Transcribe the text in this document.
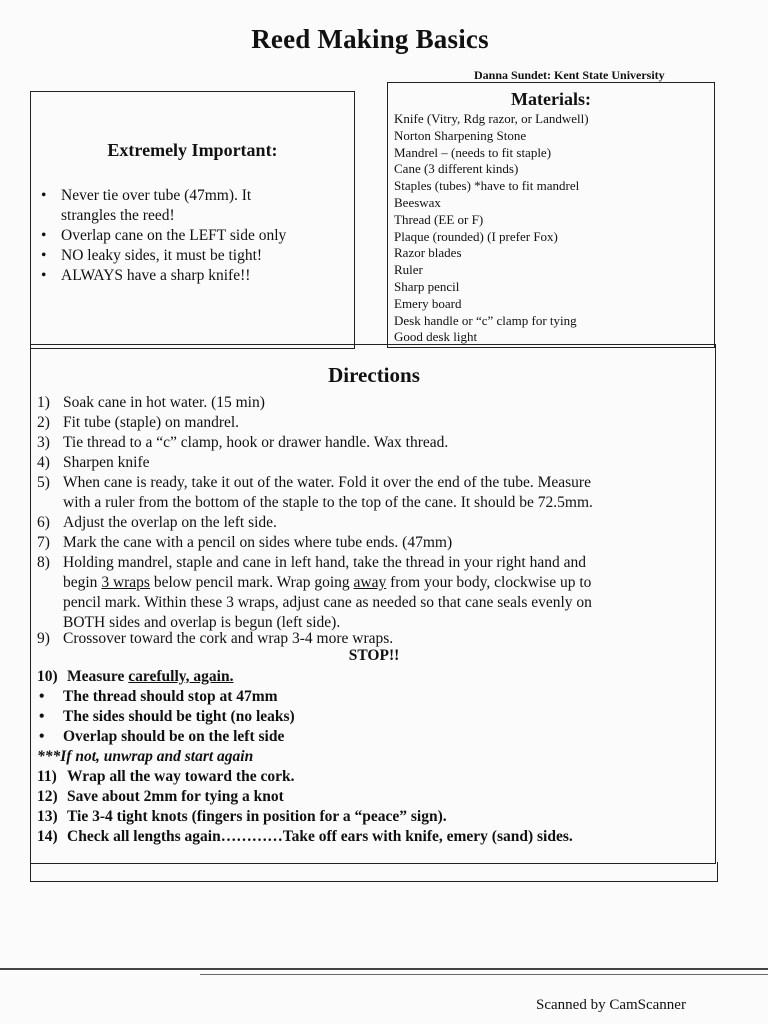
Reed Making Basics
Danna Sundet: Kent State University
Extremely Important:
• Never tie over tube (47mm). It
strangles the reed!
• Overlap cane on the LEFT side only
• NO leaky sides, it must be tight!
• ALWAYS have a sharp knife!!
Materials:
Knife (Vitry, Rdg razor, or Landwell)
Norton Sharpening Stone
Mandrel – (needs to fit staple)
Cane (3 different kinds)
Staples (tubes) *have to fit mandrel
Beeswax
Thread (EE or F)
Plaque (rounded) (I prefer Fox)
Razor blades
Ruler
Sharp pencil
Emery board
Desk handle or “c” clamp for tying
Good desk light
Directions
1) Soak cane in hot water. (15 min)
2) Fit tube (staple) on mandrel.
3) Tie thread to a “c” clamp, hook or drawer handle. Wax thread.
4) Sharpen knife
5) When cane is ready, take it out of the water. Fold it over the end of the tube. Measure
with a ruler from the bottom of the staple to the top of the cane. It should be 72.5mm.
6) Adjust the overlap on the left side.
7) Mark the cane with a pencil on sides where tube ends. (47mm)
8) Holding mandrel, staple and cane in left hand, take the thread in your right hand and
begin 3 wraps below pencil mark. Wrap going away from your body, clockwise up to
pencil mark. Within these 3 wraps, adjust cane as needed so that cane seals evenly on
BOTH sides and overlap is begun (left side).
9) Crossover toward the cork and wrap 3-4 more wraps.
STOP!!
10) Measure carefully, again.
• The thread should stop at 47mm
• The sides should be tight (no leaks)
• Overlap should be on the left side
***If not, unwrap and start again
11) Wrap all the way toward the cork.
12) Save about 2mm for tying a knot
13) Tie 3-4 tight knots (fingers in position for a “peace” sign).
14) Check all lengths again…………Take off ears with knife, emery (sand) sides.
Scanned by CamScanner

::::::

**Directions:** Gather all lines with the string "should" from the data.

**Written solution:**
with a ruler from the bottom of the staple to the top of the cane. It should be 72.5mm.
• The thread should stop at 47mm
• The sides should be tight (no leaks)
• Overlap should be on the left side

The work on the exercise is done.